__ページ抜粋__.
"""

実戦競技の試合 躰道はスポーツで言うところの「紳士のスポーツ」ラクビーのように、複雑に整備されたルールがあり、ぱっと見は選手達の運動能力の高さが目立ちますが、かなりメンタル的要素の強い武道です。そのせいか、明らかに運動能力に差がある二人が試合をしても、運動能力が劣っているほうが勝つ時もしばしば見受けられます。体格においても同じことがいえます。

また、先に「技の決まった度合いによって有効、技あり、一本が決まる」と記しましたが、その「度合い」とはただ「威力のある技」というわけではなく、体育的、精美的要素も含まれてなくてはなりません。

ルールを無視した技、もしくはルールを無視した動きからの技はいくら相手を打ちのめしたとしても認められません。また、その技の美しさ、芸術性も評価の対象になります。そのため、力のない人や体力の劣る人でも体格の大きい人に勝つことができます。また、胴着部分に有効打をもらうと、たとえ防御したとしても判定をとられます。

そのため、躰道の実戦は相手の技を体軸の変化でかわしながら相手を攻撃します。非常にスリリングで見ているものを興奮させますし、躰道の実戦を習得したときのおもしろさは格別です。

また躰道の実戦は、「社会通念と躰道の行動形式との競合」をはかっています。社会における行為行動の手順は、「思考・判断・方法・結果・反省」の順序で行われます。

躰道における実技展開の手順は、「運足・操体・制法・極技・原態」の順序で行われます。こうして躰道の稽古を通して社会通念やマナーの元となる心を磨いてほしいという狙いもあります。

"""

__課題__.
A. 躰道の抜粋によれば、社会における行為行動の手順はどのような順序で行われるか。
B. 躰道の抜粋のうち、「実戦競技の試合 躰道はスポー」から「おいても同じことがいえます。」までの部分を一字一句違えずに書き写してください。
C. 躰道の抜粋の最後の文に続く部分を書き足すこと。

__一連のアイテム__.

"""

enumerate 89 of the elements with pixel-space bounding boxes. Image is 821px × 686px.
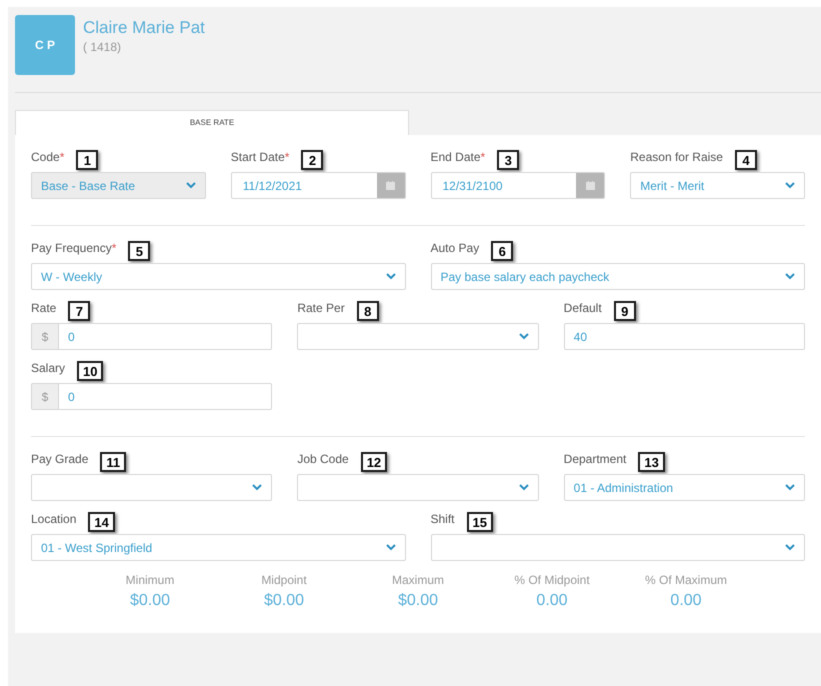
- calendar-icon: [586, 181, 595, 190]
- field-value: 01 - Administration: [574, 480, 674, 496]
- chevron-down-icon: [252, 484, 262, 491]
- chevron-down-icon: [785, 182, 795, 189]
- field-label: Pay Frequency: [31, 240, 112, 257]
- field-label: Shift: [430, 511, 455, 528]
- number-badge: 4: [734, 150, 757, 170]
- number-badge: 8: [356, 301, 379, 321]
- field-value: 0: [68, 390, 75, 404]
- required-mark: *: [112, 240, 116, 257]
- dropdown-field[interactable]: 01 - Administration: [564, 474, 805, 501]
- chevron-down-icon: [785, 544, 795, 551]
- dropdown-field[interactable]: Pay base salary each paycheck: [430, 263, 805, 290]
- field-label: Rate Per: [297, 300, 345, 317]
- avatar: C P: [15, 15, 75, 75]
- calendar-icon: [386, 181, 395, 190]
- field-label: Department: [564, 451, 626, 468]
- stat-value: $0.00: [398, 591, 438, 611]
- field-label: Location: [31, 511, 76, 528]
- number-badge: 1: [76, 150, 98, 170]
- field-label: Reason for Raise: [630, 149, 723, 166]
- field-value: Base - Base Rate: [41, 178, 136, 194]
- number-badge: 14: [88, 512, 115, 532]
- number-badge: 12: [360, 452, 388, 472]
- field-label: Default: [564, 300, 602, 317]
- field-label: Salary: [31, 360, 66, 377]
- number-badge: 3: [497, 150, 520, 170]
- chevron-down-icon: [785, 273, 795, 280]
- field-label: Start Date: [230, 149, 285, 166]
- chevron-down-icon: [386, 544, 396, 551]
- dropdown-field[interactable]: W - Weekly: [31, 263, 406, 290]
- stat-value: $0.00: [130, 591, 170, 611]
- dropdown-field[interactable]: [297, 474, 539, 501]
- chevron-down-icon: [186, 182, 196, 189]
- stat-label: Minimum: [126, 572, 174, 589]
- number-badge: 13: [638, 452, 665, 472]
- dropdown-field[interactable]: [430, 534, 805, 561]
- stat-value: $0.00: [264, 591, 304, 611]
- chevron-down-icon: [386, 273, 396, 280]
- currency-field[interactable]: $ 0: [31, 323, 272, 350]
- currency-prefix: $: [32, 324, 59, 349]
- required-mark: *: [284, 149, 290, 166]
- field-label: Pay Grade: [31, 451, 88, 468]
- field-label: Job Code: [297, 451, 349, 468]
- required-mark: *: [60, 149, 64, 166]
- dropdown-field[interactable]: [297, 323, 539, 350]
- number-badge: 15: [466, 512, 493, 532]
- chevron-down-icon: [518, 484, 529, 491]
- number-badge: 7: [68, 301, 90, 321]
- currency-field[interactable]: $ 0: [31, 383, 272, 410]
- field-label: End Date: [430, 149, 481, 166]
- employee-id: ( 1418): [83, 39, 122, 56]
- field-value: W - Weekly: [41, 268, 102, 286]
- dropdown-field[interactable]: Merit - Merit: [630, 172, 805, 199]
- field-value: Merit - Merit: [640, 178, 704, 194]
- number-badge: 6: [491, 241, 514, 261]
- stat-label: % Of Midpoint: [514, 572, 590, 589]
- tab[interactable]: BASE RATE: [15, 110, 409, 135]
- field-value: 40: [574, 328, 588, 346]
- date-field[interactable]: 12/31/2100: [430, 172, 606, 199]
- dropdown-field[interactable]: [31, 474, 272, 501]
- field-value: Pay base salary each paycheck: [440, 268, 610, 286]
- stat-value: 0.00: [670, 591, 702, 611]
- field-value: 01 - West Springfield: [41, 540, 152, 556]
- stat-label: Midpoint: [261, 572, 307, 589]
- calendar-button[interactable]: [376, 173, 404, 198]
- field-value: 12/31/2100: [442, 178, 503, 192]
- employee-name: Claire Marie Pat: [83, 17, 205, 38]
- field-label: Auto Pay: [430, 240, 480, 257]
- number-badge: 2: [301, 150, 324, 170]
- chevron-down-icon: [518, 333, 529, 340]
- currency-prefix: $: [32, 384, 59, 409]
- number-badge: 5: [128, 241, 150, 261]
- calendar-button[interactable]: [576, 173, 604, 198]
- chevron-down-icon: [784, 484, 795, 491]
- number-badge: 10: [77, 361, 104, 381]
- stat-value: 0.00: [536, 591, 568, 611]
- field-label: Code: [31, 149, 60, 166]
- dropdown-field[interactable]: 01 - West Springfield: [31, 534, 406, 561]
- input-field[interactable]: 40: [564, 323, 805, 350]
- field-value: 11/12/2021: [242, 178, 302, 192]
- date-field[interactable]: 11/12/2021: [230, 172, 406, 199]
- field-value: 0: [68, 330, 75, 344]
- number-badge: 11: [100, 452, 126, 472]
- stat-label: Maximum: [392, 572, 444, 589]
- stat-label: % Of Maximum: [644, 572, 727, 589]
- number-badge: 9: [614, 301, 636, 321]
- field-label: Rate: [31, 300, 56, 317]
- required-mark: *: [480, 149, 486, 166]
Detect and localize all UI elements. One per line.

"""

__解答済みの問題__.
A. 「思考・判断・方法・結果・反省」の順序で行われる。

B.
実戦競技の試合 躰道はスポーツで言うところの「紳士のスポーツ」ラクビーのように、複雑に整備されたルールがあり、ぱっと見は選手達の運動能力の高さが目立ちますが、かなりメンタル的要素の強い武道です。そのせいか、明らかに運動能力に差がある二人が試合をしても、運動能力が劣っているほうが勝つ時もしばしば見受けられます。体格においても同じことがいえます。

C.
また、団体実戦では5対5で一人ずつ勝ち負けを決して行くのですが、この競技こそまさに躰道の花形競技です。定期戦、地区大会から、全国区の大会まで、たいてい他の競技以上に盛り上がります。各県、地区、大学のプライドをかけた勝負は、応援するものを巻き込んで会場中を歓声の渦にします。
また、団体実戦の場合、5人の選手と1人の競技監督によりチームが構成されます。

そして選手5人に「旋」「運」「変」「捻」「転」の5つの技が振り分けられます。持ち技での判定は有利になりますのでこの振り分けが非常に重要になります。そして競技監督は選手たちが有利に試合が進められるようサポートします。

実戦競技は、法形競技で鍛錬した技や構え、展開競技で磨いた新技や運足、運身、そして稽古の中で培った経験、作戦、ひらめきの全てを使って競技する躰道の稽古の集大成といえるでしょう。


法形競技
「法形競技」は空手で言うところの「型」です。個人法形と団体法形があります。 「創造進化の武道」と唱える躰道では「型にはまる」事を嫌っています。その為に「法則に乗っとりかつ変化する物」という意味で「法形」と言っています。

法形競技の試合 法形には、体、陰、制、玄、命の5つの系統があり、体に5つ、陰に5つ、制に3つ、玄に4つ、命に3つの法形があります。5つの法形にはそれぞれの特徴がありますが、大会や審査でよく使われるのは、男子法形競技で使われる「体の法形」、女子法形競技で使われる「陰の法形」、壮年法形競技で使われる「命の法形」です。

このように躰道の法形競技は、競技者自身にあった法形を稽古することができます。体の法形は力強く、ダイナミックでアクロバティックな動き。陰の法形は美しく、流水のように流れるような動き。命の法形は老若男女を問わず誰でもできるように、体の中の気の流れを意識したゆったりと表現される動き。といった感じでしょうか、この三種の法形は全日本大会、世界大会などでも競われている競技です。

法形は自律的な十の要素から構成されています。

1.用意と起心 2.体軸と整体 3.攻防と陰陽 4.緩急と強弱 5.伸縮と剛柔
6.気合と威力 7.着眼と目標 8.呼吸と勢法 9.運足と運身 10.解体と残心

これら自律的な十の要素は、法形の十大要素と呼ばれていて、他律的要素(「懸」「対」「表裏」)の実技を前提として行われます。大会、審査での評価もこれらの習得の度合いによります。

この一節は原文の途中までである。